• Exercise directions: For each line that holds "colour", copy the line out.
--- START ---
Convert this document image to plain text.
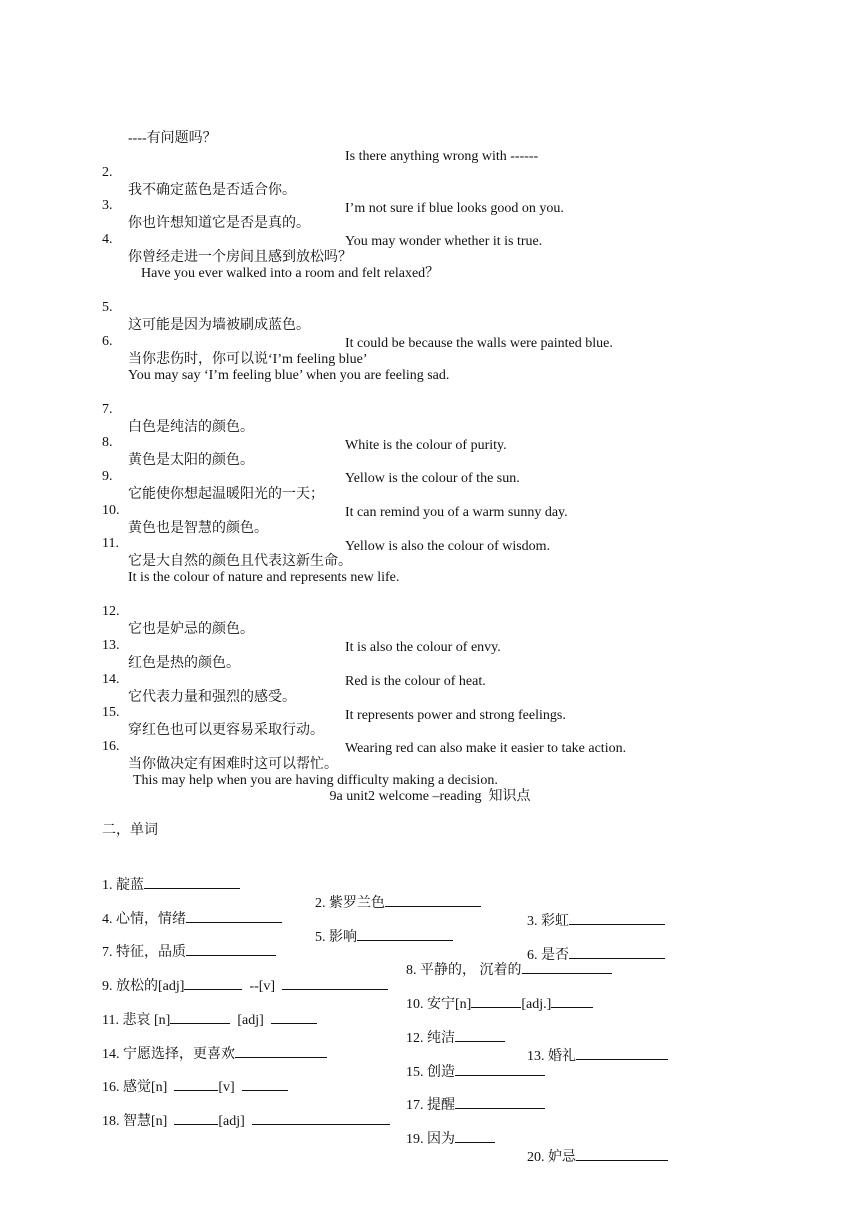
----有问题吗？

Is there anything wrong with ------

2.

我不确定蓝色是否适合你。

I’m not sure if blue looks good on you.

3.

你也许想知道它是否是真的。

You may wonder whether it is true.

4.

你曾经走进一个房间且感到放松吗？

Have you ever walked into a room and felt relaxed？

5.

这可能是因为墙被刷成蓝色。

It could be because the walls were painted blue.

6.

当你悲伤时，你可以说‘I’m feeling blue’

You may say ‘I’m feeling blue’ when you are feeling sad.

7.

白色是纯洁的颜色。

White is the colour of purity.

8.

黄色是太阳的颜色。

Yellow is the colour of the sun.

9.

它能使你想起温暖阳光的一天；

It can remind you of a warm sunny day.

10.

黄色也是智慧的颜色。

Yellow is also the colour of wisdom.

11.

它是大自然的颜色且代表这新生命。

It is the colour of nature and represents new life.

12.

它也是妒忌的颜色。

It is also the colour of envy.

13.

红色是热的颜色。

Red is the colour of heat.

14.

它代表力量和强烈的感受。

It represents power and strong feelings.

15.

穿红色也可以更容易采取行动。

Wearing red can also make it easier to take action.

16.

当你做决定有困难时这可以帮忙。

This may help when you are having difficulty making a decision.

9a unit2 welcome –reading  知识点
二，单词

1. 靛蓝

2. 紫罗兰色

3. 彩虹

4. 心情，情绪

5. 影响

6. 是否

7. 特征，品质

8. 平静的， 沉着的

9. 放松的[adj]	--[v]

10. 安宁[n]	[adj.]

11. 悲哀 [n]	[adj]

12. 纯洁

13. 婚礼

14. 宁愿选择，更喜欢

15. 创造

16. 感觉[n]	[v]

17. 提醒

18. 智慧[n]	[adj]

19. 因为

20. 妒忌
--- END ---
• The result:
White is the colour of purity.
Yellow is the colour of the sun.
Yellow is also the colour of wisdom.
It is the colour of nature and represents new life.
It is also the colour of envy.
Red is the colour of heat.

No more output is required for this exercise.